Extracts from a graphics dataset:
┌────────

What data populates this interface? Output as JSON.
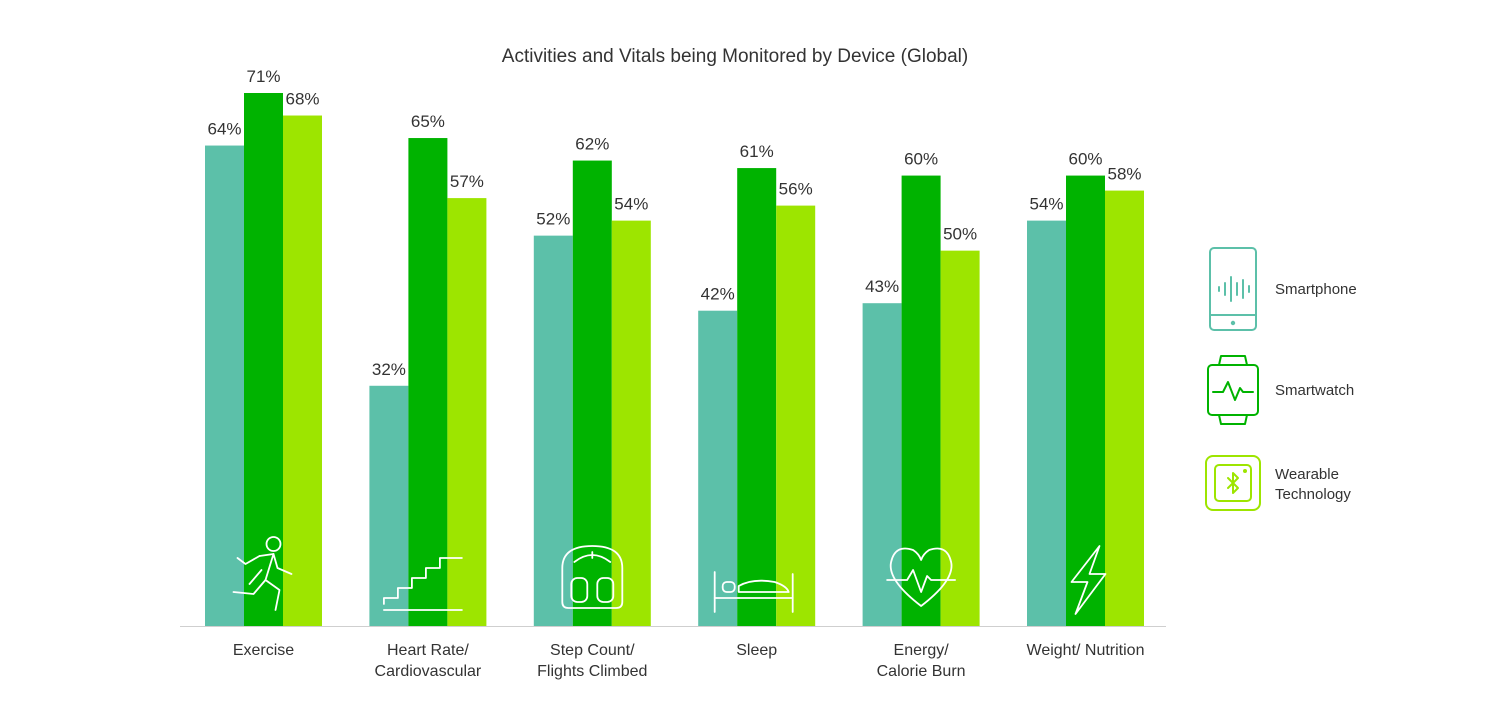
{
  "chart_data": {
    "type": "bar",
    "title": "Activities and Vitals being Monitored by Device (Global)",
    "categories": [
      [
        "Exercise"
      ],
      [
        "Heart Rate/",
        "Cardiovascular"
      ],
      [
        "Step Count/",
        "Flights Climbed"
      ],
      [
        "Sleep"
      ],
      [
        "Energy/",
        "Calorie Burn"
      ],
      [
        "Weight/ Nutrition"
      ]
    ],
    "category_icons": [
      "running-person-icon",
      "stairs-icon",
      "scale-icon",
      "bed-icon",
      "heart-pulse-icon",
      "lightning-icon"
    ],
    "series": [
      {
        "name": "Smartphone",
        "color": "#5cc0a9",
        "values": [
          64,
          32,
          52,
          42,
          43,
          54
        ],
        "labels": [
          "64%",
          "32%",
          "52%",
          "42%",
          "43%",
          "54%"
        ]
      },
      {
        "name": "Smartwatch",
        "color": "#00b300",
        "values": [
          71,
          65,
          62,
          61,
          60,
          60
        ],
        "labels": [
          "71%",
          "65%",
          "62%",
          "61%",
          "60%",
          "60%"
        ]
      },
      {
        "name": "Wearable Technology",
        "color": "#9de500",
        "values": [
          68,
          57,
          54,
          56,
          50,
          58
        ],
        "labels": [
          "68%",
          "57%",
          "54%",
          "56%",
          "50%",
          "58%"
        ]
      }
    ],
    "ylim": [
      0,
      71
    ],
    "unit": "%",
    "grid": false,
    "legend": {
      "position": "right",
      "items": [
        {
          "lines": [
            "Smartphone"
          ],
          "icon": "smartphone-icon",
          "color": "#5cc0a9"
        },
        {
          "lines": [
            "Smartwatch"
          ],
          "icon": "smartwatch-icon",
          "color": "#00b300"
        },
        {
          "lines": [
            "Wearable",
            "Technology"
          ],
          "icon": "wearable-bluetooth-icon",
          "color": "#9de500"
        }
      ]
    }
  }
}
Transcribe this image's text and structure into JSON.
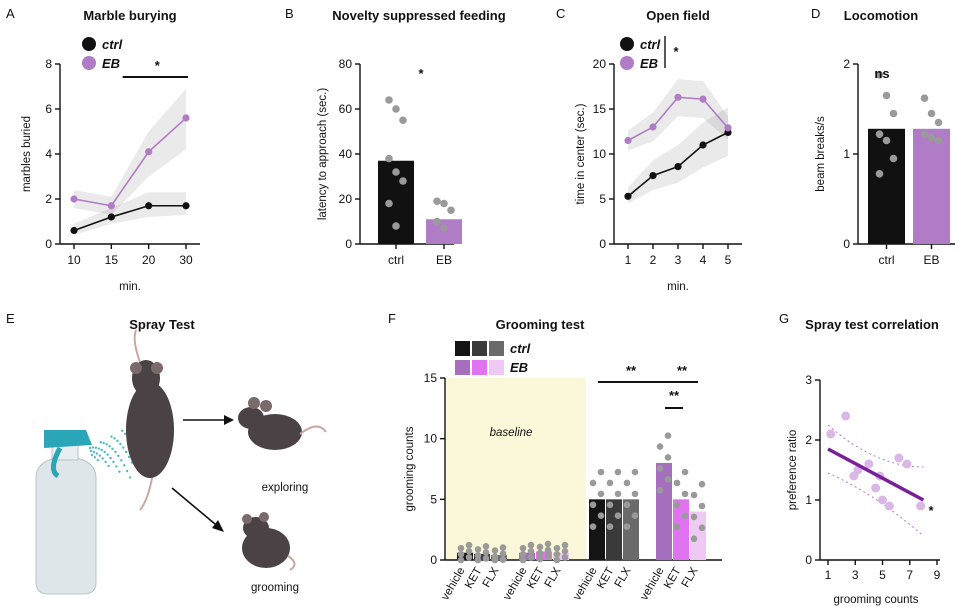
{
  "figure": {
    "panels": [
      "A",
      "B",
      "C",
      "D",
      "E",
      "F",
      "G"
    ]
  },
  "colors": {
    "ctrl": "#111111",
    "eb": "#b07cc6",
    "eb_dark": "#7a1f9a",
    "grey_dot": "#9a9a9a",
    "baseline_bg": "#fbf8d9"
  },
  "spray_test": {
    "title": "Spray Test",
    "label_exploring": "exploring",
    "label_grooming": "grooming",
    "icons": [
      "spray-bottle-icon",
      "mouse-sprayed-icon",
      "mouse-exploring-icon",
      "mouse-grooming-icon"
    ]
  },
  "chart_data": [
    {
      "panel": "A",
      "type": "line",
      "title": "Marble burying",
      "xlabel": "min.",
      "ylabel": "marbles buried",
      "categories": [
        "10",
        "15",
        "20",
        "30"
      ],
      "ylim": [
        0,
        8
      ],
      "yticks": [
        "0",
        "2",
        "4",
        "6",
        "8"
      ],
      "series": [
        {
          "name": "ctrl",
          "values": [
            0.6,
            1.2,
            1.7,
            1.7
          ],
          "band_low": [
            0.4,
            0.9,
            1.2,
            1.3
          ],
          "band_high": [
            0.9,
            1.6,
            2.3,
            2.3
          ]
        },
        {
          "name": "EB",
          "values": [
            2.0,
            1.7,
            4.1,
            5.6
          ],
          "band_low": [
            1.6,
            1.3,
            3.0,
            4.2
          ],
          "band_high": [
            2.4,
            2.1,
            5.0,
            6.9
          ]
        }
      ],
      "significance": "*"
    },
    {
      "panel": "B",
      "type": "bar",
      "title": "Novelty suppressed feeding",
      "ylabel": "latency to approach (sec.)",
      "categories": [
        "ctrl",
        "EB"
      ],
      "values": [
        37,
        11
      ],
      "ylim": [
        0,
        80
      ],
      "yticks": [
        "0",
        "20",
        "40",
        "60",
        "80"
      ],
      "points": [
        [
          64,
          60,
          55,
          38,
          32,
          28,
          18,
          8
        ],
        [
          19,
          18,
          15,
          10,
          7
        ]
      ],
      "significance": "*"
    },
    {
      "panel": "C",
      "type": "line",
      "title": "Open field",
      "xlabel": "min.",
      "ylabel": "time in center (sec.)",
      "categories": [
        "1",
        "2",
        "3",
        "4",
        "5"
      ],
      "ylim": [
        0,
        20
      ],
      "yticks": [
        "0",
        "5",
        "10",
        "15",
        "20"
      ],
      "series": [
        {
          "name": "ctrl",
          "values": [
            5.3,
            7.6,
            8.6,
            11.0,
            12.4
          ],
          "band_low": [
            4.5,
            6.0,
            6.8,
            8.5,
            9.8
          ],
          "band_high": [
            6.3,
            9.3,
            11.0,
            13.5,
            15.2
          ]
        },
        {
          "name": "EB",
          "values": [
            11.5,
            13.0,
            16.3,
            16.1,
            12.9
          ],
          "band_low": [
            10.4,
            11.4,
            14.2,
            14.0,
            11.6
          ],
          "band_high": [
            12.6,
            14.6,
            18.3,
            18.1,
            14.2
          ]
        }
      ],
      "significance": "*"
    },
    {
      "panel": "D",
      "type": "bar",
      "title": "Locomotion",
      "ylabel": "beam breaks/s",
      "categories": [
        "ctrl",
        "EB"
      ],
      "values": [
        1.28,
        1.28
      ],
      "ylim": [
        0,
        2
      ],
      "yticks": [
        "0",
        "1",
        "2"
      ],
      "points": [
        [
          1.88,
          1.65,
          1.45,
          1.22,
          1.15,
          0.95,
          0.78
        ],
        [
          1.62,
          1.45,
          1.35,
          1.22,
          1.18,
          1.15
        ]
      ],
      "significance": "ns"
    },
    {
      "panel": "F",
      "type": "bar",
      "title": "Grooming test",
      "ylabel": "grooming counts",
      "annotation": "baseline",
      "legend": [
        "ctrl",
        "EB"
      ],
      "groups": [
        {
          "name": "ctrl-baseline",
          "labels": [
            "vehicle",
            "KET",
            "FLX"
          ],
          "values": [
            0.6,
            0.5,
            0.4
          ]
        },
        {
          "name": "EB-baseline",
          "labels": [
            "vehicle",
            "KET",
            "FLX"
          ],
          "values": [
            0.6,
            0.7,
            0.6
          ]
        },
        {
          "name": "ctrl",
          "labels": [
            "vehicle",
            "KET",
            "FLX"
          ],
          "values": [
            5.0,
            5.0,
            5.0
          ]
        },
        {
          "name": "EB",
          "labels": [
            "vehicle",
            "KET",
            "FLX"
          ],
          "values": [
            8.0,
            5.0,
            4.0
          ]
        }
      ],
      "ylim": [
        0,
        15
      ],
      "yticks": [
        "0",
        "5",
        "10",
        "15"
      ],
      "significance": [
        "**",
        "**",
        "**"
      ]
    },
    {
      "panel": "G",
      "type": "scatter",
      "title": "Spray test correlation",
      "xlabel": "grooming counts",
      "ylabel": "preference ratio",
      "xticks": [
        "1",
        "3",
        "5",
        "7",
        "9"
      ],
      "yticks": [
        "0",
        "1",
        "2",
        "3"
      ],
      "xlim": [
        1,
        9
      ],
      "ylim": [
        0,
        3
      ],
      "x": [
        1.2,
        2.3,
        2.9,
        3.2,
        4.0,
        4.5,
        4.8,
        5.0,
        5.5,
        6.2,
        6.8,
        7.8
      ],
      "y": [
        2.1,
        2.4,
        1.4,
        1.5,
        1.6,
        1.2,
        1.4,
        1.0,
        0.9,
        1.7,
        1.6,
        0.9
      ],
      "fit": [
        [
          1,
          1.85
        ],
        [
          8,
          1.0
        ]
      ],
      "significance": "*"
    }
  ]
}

└────────
┌────────

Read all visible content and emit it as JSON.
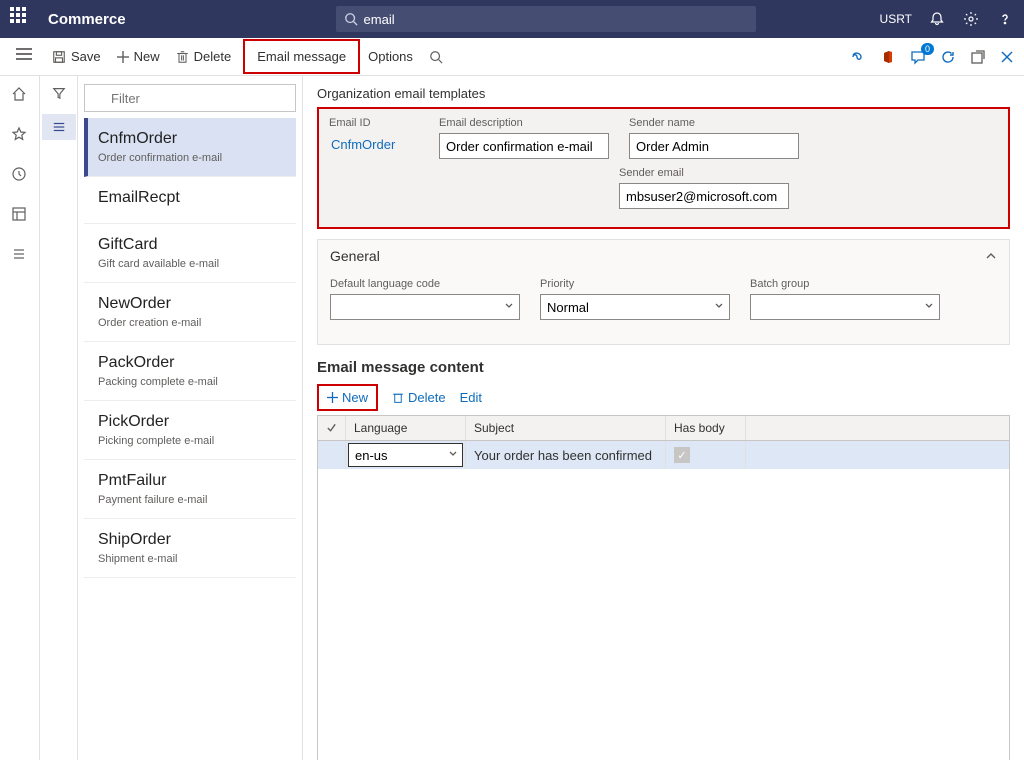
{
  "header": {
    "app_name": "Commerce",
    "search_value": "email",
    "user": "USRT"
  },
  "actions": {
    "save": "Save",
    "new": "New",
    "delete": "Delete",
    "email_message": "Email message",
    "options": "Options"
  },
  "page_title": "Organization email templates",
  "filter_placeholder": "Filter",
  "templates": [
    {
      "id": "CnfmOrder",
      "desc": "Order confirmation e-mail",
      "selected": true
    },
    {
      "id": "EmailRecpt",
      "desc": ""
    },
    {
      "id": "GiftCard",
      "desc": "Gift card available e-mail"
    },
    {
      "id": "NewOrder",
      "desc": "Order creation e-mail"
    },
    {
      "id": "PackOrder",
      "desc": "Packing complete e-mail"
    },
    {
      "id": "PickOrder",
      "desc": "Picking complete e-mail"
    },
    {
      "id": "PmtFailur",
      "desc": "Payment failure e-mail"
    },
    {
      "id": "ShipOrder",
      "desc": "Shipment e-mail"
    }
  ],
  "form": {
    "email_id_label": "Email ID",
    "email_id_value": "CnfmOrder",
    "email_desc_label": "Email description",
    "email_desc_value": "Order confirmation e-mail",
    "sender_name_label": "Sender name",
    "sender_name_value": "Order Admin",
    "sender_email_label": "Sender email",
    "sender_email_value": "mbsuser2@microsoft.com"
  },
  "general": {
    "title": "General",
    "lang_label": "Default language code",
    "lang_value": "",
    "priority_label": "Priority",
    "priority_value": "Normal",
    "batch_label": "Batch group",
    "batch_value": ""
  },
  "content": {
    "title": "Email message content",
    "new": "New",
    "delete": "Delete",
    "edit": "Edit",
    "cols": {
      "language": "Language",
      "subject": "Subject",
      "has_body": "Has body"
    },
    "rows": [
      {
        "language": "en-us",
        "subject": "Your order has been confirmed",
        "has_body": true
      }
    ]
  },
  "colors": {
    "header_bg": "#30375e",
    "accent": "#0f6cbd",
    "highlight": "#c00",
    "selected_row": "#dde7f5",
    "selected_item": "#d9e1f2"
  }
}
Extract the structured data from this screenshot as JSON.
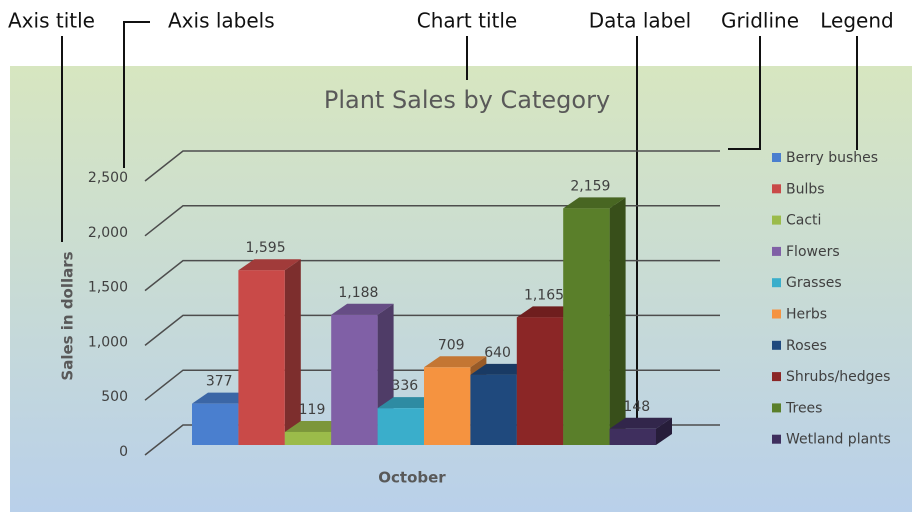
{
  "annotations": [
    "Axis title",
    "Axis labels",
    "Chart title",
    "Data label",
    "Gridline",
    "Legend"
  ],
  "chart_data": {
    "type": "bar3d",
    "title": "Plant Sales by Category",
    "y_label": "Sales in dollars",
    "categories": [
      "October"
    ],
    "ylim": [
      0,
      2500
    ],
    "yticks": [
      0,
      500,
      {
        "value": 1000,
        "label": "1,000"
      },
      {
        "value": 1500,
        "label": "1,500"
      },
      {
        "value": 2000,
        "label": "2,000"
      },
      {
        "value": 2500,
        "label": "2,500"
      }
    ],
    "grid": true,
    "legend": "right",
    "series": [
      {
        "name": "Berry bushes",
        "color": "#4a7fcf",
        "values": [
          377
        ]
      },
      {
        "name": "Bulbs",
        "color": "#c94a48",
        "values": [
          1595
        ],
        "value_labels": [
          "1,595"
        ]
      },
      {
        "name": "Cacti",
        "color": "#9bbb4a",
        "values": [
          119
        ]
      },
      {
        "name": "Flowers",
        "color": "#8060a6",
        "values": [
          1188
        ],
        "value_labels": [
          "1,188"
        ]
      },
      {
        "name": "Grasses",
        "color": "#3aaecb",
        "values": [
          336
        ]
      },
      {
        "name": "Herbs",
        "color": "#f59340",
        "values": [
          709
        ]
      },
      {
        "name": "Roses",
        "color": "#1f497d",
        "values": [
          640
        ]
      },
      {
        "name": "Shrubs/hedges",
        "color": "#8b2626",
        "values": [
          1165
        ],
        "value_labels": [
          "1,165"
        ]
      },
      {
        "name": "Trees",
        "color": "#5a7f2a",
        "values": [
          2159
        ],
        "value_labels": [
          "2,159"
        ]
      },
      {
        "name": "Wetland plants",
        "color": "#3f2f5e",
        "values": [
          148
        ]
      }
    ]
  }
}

└────────

=== WHAT YOU HAVE TO DO ===
Check each line above for the string "ylabel", then copy the ones that have it.

=== RESULT FOR THIS TASK ===
      "ylabel": "marbles buried",
      "ylabel": "latency to approach (sec.)",
      "ylabel": "time in center (sec.)",
      "ylabel": "beam breaks/s",
      "ylabel": "grooming counts",
      "ylabel": "preference ratio",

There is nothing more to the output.